Stored items:
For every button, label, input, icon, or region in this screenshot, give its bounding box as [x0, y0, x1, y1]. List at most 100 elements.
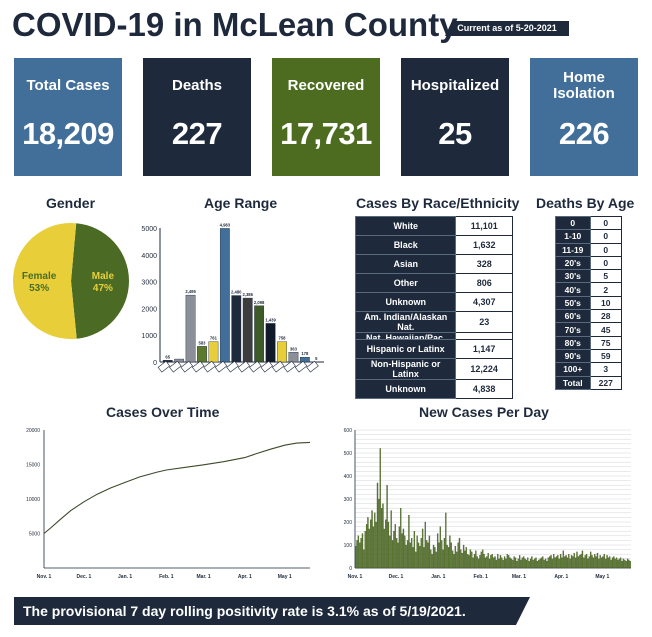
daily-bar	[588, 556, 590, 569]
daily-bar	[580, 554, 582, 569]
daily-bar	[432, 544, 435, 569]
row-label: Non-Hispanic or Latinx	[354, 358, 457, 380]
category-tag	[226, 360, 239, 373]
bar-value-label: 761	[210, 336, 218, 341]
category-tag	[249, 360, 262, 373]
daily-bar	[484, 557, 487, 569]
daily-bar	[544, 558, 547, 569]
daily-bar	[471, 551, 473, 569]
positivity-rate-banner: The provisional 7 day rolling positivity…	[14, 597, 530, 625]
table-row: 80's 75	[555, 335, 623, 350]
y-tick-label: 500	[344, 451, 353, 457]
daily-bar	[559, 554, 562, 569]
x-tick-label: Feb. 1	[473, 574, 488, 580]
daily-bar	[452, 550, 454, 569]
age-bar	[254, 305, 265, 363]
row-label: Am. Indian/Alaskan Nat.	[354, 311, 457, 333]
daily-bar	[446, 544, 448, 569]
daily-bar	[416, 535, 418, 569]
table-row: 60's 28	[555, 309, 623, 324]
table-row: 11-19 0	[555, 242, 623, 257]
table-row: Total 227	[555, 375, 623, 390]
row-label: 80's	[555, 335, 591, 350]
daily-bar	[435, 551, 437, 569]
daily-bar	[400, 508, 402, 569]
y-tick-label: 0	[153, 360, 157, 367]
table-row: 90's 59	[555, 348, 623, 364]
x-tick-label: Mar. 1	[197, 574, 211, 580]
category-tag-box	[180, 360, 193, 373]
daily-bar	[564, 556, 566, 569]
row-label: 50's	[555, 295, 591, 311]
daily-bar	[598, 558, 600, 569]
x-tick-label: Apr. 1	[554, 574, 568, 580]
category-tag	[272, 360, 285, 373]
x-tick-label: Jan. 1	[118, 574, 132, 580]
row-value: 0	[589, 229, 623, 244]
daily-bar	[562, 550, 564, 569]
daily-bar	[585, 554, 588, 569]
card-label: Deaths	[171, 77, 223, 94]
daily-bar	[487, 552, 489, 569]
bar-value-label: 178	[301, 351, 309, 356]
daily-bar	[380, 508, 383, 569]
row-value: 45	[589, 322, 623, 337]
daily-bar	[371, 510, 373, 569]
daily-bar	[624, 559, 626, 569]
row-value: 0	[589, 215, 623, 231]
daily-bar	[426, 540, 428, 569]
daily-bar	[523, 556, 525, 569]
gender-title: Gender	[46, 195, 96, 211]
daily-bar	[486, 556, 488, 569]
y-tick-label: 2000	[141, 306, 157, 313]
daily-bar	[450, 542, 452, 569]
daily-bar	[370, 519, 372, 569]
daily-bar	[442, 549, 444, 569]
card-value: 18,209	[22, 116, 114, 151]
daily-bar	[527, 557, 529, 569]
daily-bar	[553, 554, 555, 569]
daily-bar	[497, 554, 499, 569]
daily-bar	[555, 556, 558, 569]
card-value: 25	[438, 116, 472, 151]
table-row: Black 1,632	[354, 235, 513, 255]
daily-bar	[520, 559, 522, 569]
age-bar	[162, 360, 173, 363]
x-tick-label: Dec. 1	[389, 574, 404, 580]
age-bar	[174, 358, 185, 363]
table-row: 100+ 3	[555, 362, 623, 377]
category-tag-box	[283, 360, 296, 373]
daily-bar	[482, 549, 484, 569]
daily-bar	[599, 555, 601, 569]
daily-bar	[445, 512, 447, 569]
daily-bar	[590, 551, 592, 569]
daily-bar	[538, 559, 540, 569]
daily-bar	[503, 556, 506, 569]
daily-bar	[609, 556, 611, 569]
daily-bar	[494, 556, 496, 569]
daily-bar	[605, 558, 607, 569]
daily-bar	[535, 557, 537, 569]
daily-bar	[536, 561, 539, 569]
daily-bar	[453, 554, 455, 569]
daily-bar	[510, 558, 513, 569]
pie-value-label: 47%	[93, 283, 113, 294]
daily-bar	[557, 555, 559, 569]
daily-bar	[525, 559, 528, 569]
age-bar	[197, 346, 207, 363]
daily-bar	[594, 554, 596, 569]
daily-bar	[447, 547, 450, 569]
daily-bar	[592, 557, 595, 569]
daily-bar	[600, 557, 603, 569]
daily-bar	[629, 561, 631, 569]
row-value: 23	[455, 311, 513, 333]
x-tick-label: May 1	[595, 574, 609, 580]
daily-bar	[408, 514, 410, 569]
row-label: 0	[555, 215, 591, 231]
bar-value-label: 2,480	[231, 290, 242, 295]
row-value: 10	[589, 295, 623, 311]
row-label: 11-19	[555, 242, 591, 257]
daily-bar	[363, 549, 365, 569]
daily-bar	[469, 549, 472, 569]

§ Objective:
Reproduce every row above word for word, omitting the pictures.

§ Expected answer:
For every button, label, input, icon, or region in this screenshot, give its bounding box as [x0, y0, x1, y1]. List at most 100 elements.
daily-bar	[588, 556, 590, 569]
daily-bar	[580, 554, 582, 569]
daily-bar	[432, 544, 435, 569]
row-label: Non-Hispanic or Latinx	[354, 358, 457, 380]
category-tag	[226, 360, 239, 373]
bar-value-label: 761	[210, 336, 218, 341]
category-tag	[249, 360, 262, 373]
daily-bar	[484, 557, 487, 569]
daily-bar	[544, 558, 547, 569]
daily-bar	[471, 551, 473, 569]
positivity-rate-banner: The provisional 7 day rolling positivity…	[14, 597, 530, 625]
table-row: 80's 75	[555, 335, 623, 350]
y-tick-label: 500	[344, 451, 353, 457]
daily-bar	[559, 554, 562, 569]
x-tick-label: Feb. 1	[473, 574, 488, 580]
daily-bar	[452, 550, 454, 569]
age-bar	[254, 305, 265, 363]
row-label: Am. Indian/Alaskan Nat.	[354, 311, 457, 333]
daily-bar	[446, 544, 448, 569]
daily-bar	[416, 535, 418, 569]
table-row: 60's 28	[555, 309, 623, 324]
table-row: 11-19 0	[555, 242, 623, 257]
table-row: Total 227	[555, 375, 623, 390]
row-label: 80's	[555, 335, 591, 350]
daily-bar	[435, 551, 437, 569]
daily-bar	[400, 508, 402, 569]
y-tick-label: 0	[153, 360, 157, 367]
table-row: 90's 59	[555, 348, 623, 364]
x-tick-label: Mar. 1	[197, 574, 211, 580]
category-tag-box	[180, 360, 193, 373]
daily-bar	[564, 556, 566, 569]
row-label: 50's	[555, 295, 591, 311]
daily-bar	[598, 558, 600, 569]
x-tick-label: Apr. 1	[554, 574, 568, 580]
category-tag	[272, 360, 285, 373]
x-tick-label: Jan. 1	[118, 574, 132, 580]
row-value: 0	[589, 229, 623, 244]
daily-bar	[562, 550, 564, 569]
daily-bar	[585, 554, 588, 569]
card-label: Deaths	[171, 77, 223, 94]
daily-bar	[487, 552, 489, 569]
bar-value-label: 178	[301, 351, 309, 356]
daily-bar	[380, 508, 383, 569]
row-value: 45	[589, 322, 623, 337]
daily-bar	[371, 510, 373, 569]
daily-bar	[624, 559, 626, 569]
row-value: 0	[589, 215, 623, 231]
daily-bar	[426, 540, 428, 569]
daily-bar	[523, 556, 525, 569]
gender-title: Gender	[46, 195, 96, 211]
daily-bar	[486, 556, 488, 569]
y-tick-label: 2000	[141, 306, 157, 313]
daily-bar	[450, 542, 452, 569]
daily-bar	[370, 519, 372, 569]
daily-bar	[442, 549, 444, 569]
card-value: 18,209	[22, 116, 114, 151]
daily-bar	[527, 557, 529, 569]
daily-bar	[553, 554, 555, 569]
daily-bar	[497, 554, 499, 569]
daily-bar	[555, 556, 558, 569]
card-value: 25	[438, 116, 472, 151]
table-row: Black 1,632	[354, 235, 513, 255]
daily-bar	[520, 559, 522, 569]
age-bar	[162, 360, 173, 363]
x-tick-label: Dec. 1	[389, 574, 404, 580]
age-bar	[174, 358, 185, 363]
table-row: 100+ 3	[555, 362, 623, 377]
category-tag-box	[283, 360, 296, 373]
daily-bar	[482, 549, 484, 569]
daily-bar	[599, 555, 601, 569]
daily-bar	[445, 512, 447, 569]
daily-bar	[590, 551, 592, 569]
daily-bar	[538, 559, 540, 569]
daily-bar	[503, 556, 506, 569]
daily-bar	[609, 556, 611, 569]
daily-bar	[494, 556, 496, 569]
daily-bar	[605, 558, 607, 569]
daily-bar	[535, 557, 537, 569]
daily-bar	[536, 561, 539, 569]
daily-bar	[453, 554, 455, 569]
daily-bar	[510, 558, 513, 569]
pie-value-label: 47%	[93, 283, 113, 294]
daily-bar	[557, 555, 559, 569]
daily-bar	[525, 559, 528, 569]
age-bar	[197, 346, 207, 363]
daily-bar	[594, 554, 596, 569]
daily-bar	[447, 547, 450, 569]
daily-bar	[592, 557, 595, 569]
daily-bar	[600, 557, 603, 569]
daily-bar	[629, 561, 631, 569]
row-value: 23	[455, 311, 513, 333]
x-tick-label: May 1	[595, 574, 609, 580]
daily-bar	[408, 514, 410, 569]
row-label: 0	[555, 215, 591, 231]
bar-value-label: 2,480	[231, 290, 242, 295]
row-value: 10	[589, 295, 623, 311]
row-label: 11-19	[555, 242, 591, 257]
daily-bar	[363, 549, 365, 569]
daily-bar	[469, 549, 472, 569]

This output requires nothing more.